_Written task 1_: According to the bird report, who wrote the column before the current writer took it over?

_Extracted text_:
— start —

It seems I have landed myself the entirely voluntary role of writing the bimonthly Bird Report for our local newsletter – Cottenham News. The column has been expertly and diligently handled until now by local birder Jasper Kay, but times move on and he has handed over the reins to this very amateur birder. Anyway, I’m not going to try and follow in Jasper’s footsteps but will attempt to put together a regular bird column with a sidebar that cites local sightings in, over, and around our patch.
Bird Report 1 – What’s a warbler, anyway?
Seasons come and go and so do many of the birds we see at different times of the year. Those that spend the summer, we call summer visitors. Many of them travel thousands of miles from Southern Africa or elsewhere to be with us during the summer: the cuckoos, swallows, swifts, and house martins. Perhaps less familiar is a group of birds we call the “warblers”. Warbler refers to a very disparate group of small perching birds that are really only united in that you might refer to the songs and call as warbling, although some of them are less melodic than others and more scratchy avant-garde improvisers, that’s probably too unwieldy a name for a type of bird.
Walk along the Cottenham Lode and you might catch a fleeting glimpse of a cackling bird with a white throat, which goes by the rather obvious name the whitethroat (Sylvia communis), you might also see its more furtive cousin the lesser whitethroat (Sylvia curruca). Among the more avant-garde of the warblers, is the reed warbler (Acrocephalus scirpaceus), which again rather obviously, as its name suggests, is a warbler that lives among the reeds.

— end —

_Task data_:
— start —

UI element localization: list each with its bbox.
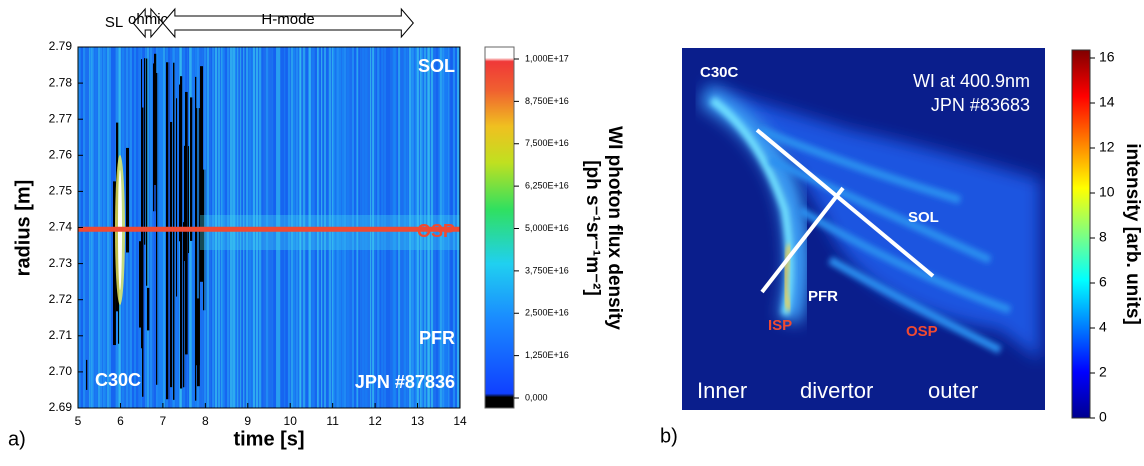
y-axis-label: radius [m] xyxy=(12,180,34,277)
panel-label: a) xyxy=(8,428,26,450)
annotation: Inner xyxy=(697,378,747,403)
y-tick-label: 2.77 xyxy=(49,111,73,125)
x-tick-label: 9 xyxy=(244,414,251,428)
annotation: SOL xyxy=(418,56,455,76)
heatmap-band xyxy=(200,215,460,250)
colorbar-tick-label: 6,250E+16 xyxy=(525,181,569,191)
annotation: OSP xyxy=(417,221,455,241)
annotation: PFR xyxy=(808,288,838,305)
annotation: SOL xyxy=(908,209,939,226)
y-tick-label: 2.75 xyxy=(49,184,73,198)
phase-label: ohmic xyxy=(128,11,169,28)
colorbar-tick-label: 7,500E+16 xyxy=(525,138,569,148)
colorbar xyxy=(484,46,515,409)
colorbar-tick-label: 16 xyxy=(1099,49,1115,65)
y-tick-label: 2.79 xyxy=(49,39,73,53)
annotation: C30C xyxy=(700,64,739,81)
colorbar-tick-label: 14 xyxy=(1099,94,1115,110)
heatmap-cell xyxy=(126,147,130,253)
colorbar-tick-label: 10 xyxy=(1099,184,1115,200)
heatmap-cell xyxy=(197,298,200,387)
y-tick-label: 2.73 xyxy=(49,256,73,270)
x-tick-label: 12 xyxy=(368,414,382,428)
colorbar-tick-label: 4 xyxy=(1099,319,1107,335)
x-tick-label: 14 xyxy=(453,414,467,428)
heatmap-cell xyxy=(147,287,150,331)
heatmap-cell xyxy=(141,59,143,349)
x-axis-label: time [s] xyxy=(233,428,304,450)
colorbar-tick-label: 8,750E+16 xyxy=(525,96,569,106)
panel-label: b) xyxy=(660,425,678,447)
annotation: C30C xyxy=(95,370,141,390)
heatmap-cell xyxy=(190,97,194,241)
x-tick-label: 7 xyxy=(160,414,167,428)
heatmap-cell xyxy=(188,146,190,254)
colorbar xyxy=(1071,49,1091,419)
x-tick-label: 5 xyxy=(75,414,82,428)
image-glow xyxy=(699,85,1040,360)
heatmap-cell xyxy=(142,107,144,397)
panel-a: a) time [s] radius [m] SOL OSP PFR C30C … xyxy=(8,7,625,450)
annotation: JPN #87836 xyxy=(355,372,455,392)
x-tick-label: 13 xyxy=(411,414,425,428)
heatmap xyxy=(78,47,460,408)
annotation: outer xyxy=(928,378,978,403)
y-tick-label: 2.76 xyxy=(49,147,73,161)
y-tick-label: 2.74 xyxy=(49,220,73,234)
heatmap-cell xyxy=(185,91,188,355)
colorbar-tick-label: 8 xyxy=(1099,229,1107,245)
heatmap-cell xyxy=(170,121,173,388)
y-tick-label: 2.69 xyxy=(49,400,73,414)
x-tick-label: 10 xyxy=(284,414,298,428)
colorbar-tick-label: 5,000E+16 xyxy=(525,223,569,233)
heatmap-cell xyxy=(176,98,178,297)
annotation: PFR xyxy=(419,328,455,348)
heatmap-cell xyxy=(200,66,204,282)
y-tick-label: 2.72 xyxy=(49,292,73,306)
annotation: JPN #83683 xyxy=(931,95,1030,115)
heatmap-cell xyxy=(180,76,183,389)
x-tick-label: 6 xyxy=(117,414,124,428)
line-of-sight xyxy=(755,128,935,278)
heatmap-cell xyxy=(139,241,143,328)
x-tick-label: 8 xyxy=(202,414,209,428)
y-tick-label: 2.78 xyxy=(49,75,73,89)
annotation: WI at 400.9nm xyxy=(913,71,1030,91)
annotation: divertor xyxy=(800,378,873,403)
annotation: ISP xyxy=(768,317,792,334)
annotation: OSP xyxy=(906,323,938,340)
heatmap-cell xyxy=(113,181,116,346)
colorbar-tick-label: 0,000 xyxy=(525,392,548,402)
colorbar-tick-label: 2,500E+16 xyxy=(525,308,569,318)
y-tick-label: 2.71 xyxy=(49,328,73,342)
colorbar-tick-label: 1,250E+16 xyxy=(525,350,569,360)
colorbar-tick-label: 2 xyxy=(1099,364,1107,380)
colorbar-tick-label: 12 xyxy=(1099,139,1115,155)
colorbar-tick-label: 0 xyxy=(1099,409,1107,425)
colorbar-tick-label: 3,750E+16 xyxy=(525,265,569,275)
y-tick-label: 2.70 xyxy=(49,364,73,378)
phase-label: H-mode xyxy=(261,11,314,28)
colorbar-label: WI photon flux density xyxy=(604,126,625,330)
x-tick-label: 11 xyxy=(326,414,339,428)
colorbar-label: [ph s⁻¹sr⁻¹m⁻²] xyxy=(582,160,603,296)
colorbar-tick-label: 6 xyxy=(1099,274,1107,290)
phase-label: SL xyxy=(105,14,123,31)
line-of-sight xyxy=(760,186,845,294)
panel-b: b) C30C WI at 400.9nm JPN #83683 SOL PFR… xyxy=(660,48,1143,447)
colorbar-label: intensity [arb. units] xyxy=(1122,143,1143,325)
phase-arrow xyxy=(162,7,414,39)
colorbar-tick-label: 1,000E+17 xyxy=(525,53,569,63)
heatmap-cell xyxy=(154,53,157,185)
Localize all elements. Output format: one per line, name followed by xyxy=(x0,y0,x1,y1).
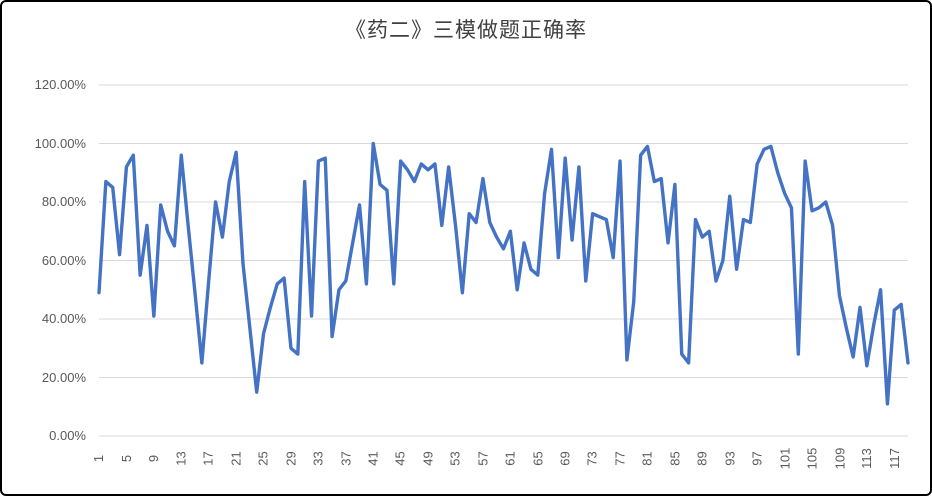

— end —

_Written task 2_: In the entries, rewrite the lines as a numbered list, starting at the line that contains "y-axis-label: radius [m] xyxy=(12,180,34,277)" and continuing up to and including the line that contains "heatmap-cell xyxy=(200,66,204,282)". Leave out any blank lines.

_Complete output 1_: Jasper Kay, a local birder.

_Complete output 2_:
1. y-axis-label: radius [m] xyxy=(12,180,34,277)
2. panel-label: a) xyxy=(8,428,26,450)
3. annotation: Inner xyxy=(697,378,747,403)
4. y-tick-label: 2.77 xyxy=(49,111,73,125)
5. x-tick-label: 9 xyxy=(244,414,251,428)
6. annotation: SOL xyxy=(418,56,455,76)
7. heatmap-band xyxy=(200,215,460,250)
8. colorbar-tick-label: 6,250E+16 xyxy=(525,181,569,191)
9. annotation: OSP xyxy=(417,221,455,241)
10. annotation: PFR xyxy=(808,288,838,305)
11. annotation: SOL xyxy=(908,209,939,226)
12. y-tick-label: 2.75 xyxy=(49,184,73,198)
13. phase-label: ohmic xyxy=(128,11,169,28)
14. colorbar-tick-label: 7,500E+16 xyxy=(525,138,569,148)
15. colorbar xyxy=(484,46,515,409)
16. colorbar-tick-label: 16 xyxy=(1099,49,1115,65)
17. y-tick-label: 2.79 xyxy=(49,39,73,53)
18. annotation: C30C xyxy=(700,64,739,81)
19. colorbar-tick-label: 14 xyxy=(1099,94,1115,110)
20. heatmap-cell xyxy=(126,147,130,253)
21. colorbar-tick-label: 10 xyxy=(1099,184,1115,200)
22. heatmap-cell xyxy=(197,298,200,387)
23. y-tick-label: 2.73 xyxy=(49,256,73,270)
24. x-tick-label: 12 xyxy=(368,414,382,428)
25. colorbar-tick-label: 4 xyxy=(1099,319,1107,335)
26. x-tick-label: 14 xyxy=(453,414,467,428)
27. heatmap-cell xyxy=(147,287,150,331)
28. heatmap-cell xyxy=(141,59,143,349)
29. x-axis-label: time [s] xyxy=(233,428,304,450)
30. colorbar-tick-label: 8,750E+16 xyxy=(525,96,569,106)
31. panel-label: b) xyxy=(660,425,678,447)
32. annotation: C30C xyxy=(95,370,141,390)
33. heatmap-cell xyxy=(190,97,194,241)
34. x-tick-label: 7 xyxy=(160,414,167,428)
35. heatmap-cell xyxy=(188,146,190,254)
36. colorbar xyxy=(1071,49,1091,419)
37. x-tick-label: 5 xyxy=(75,414,82,428)
38. image-glow xyxy=(699,85,1040,360)
39. heatmap-cell xyxy=(142,107,144,397)
40. panel-a: a) time [s] radius [m] SOL OSP PFR C30C … xyxy=(8,7,625,450)
41. annotation: JPN #87836 xyxy=(355,372,455,392)
42. x-tick-label: 13 xyxy=(411,414,425,428)
43. heatmap xyxy=(78,47,460,408)
44. annotation: outer xyxy=(928,378,978,403)
45. y-tick-label: 2.76 xyxy=(49,147,73,161)
46. y-tick-label: 2.74 xyxy=(49,220,73,234)
47. heatmap-cell xyxy=(185,91,188,355)
48. colorbar-tick-label: 8 xyxy=(1099,229,1107,245)
49. heatmap-cell xyxy=(170,121,173,388)
50. y-tick-label: 2.69 xyxy=(49,400,73,414)
51. x-tick-label: 10 xyxy=(284,414,298,428)
52. colorbar-tick-label: 5,000E+16 xyxy=(525,223,569,233)
53. heatmap-cell xyxy=(176,98,178,297)
54. annotation: PFR xyxy=(419,328,455,348)
55. heatmap-cell xyxy=(200,66,204,282)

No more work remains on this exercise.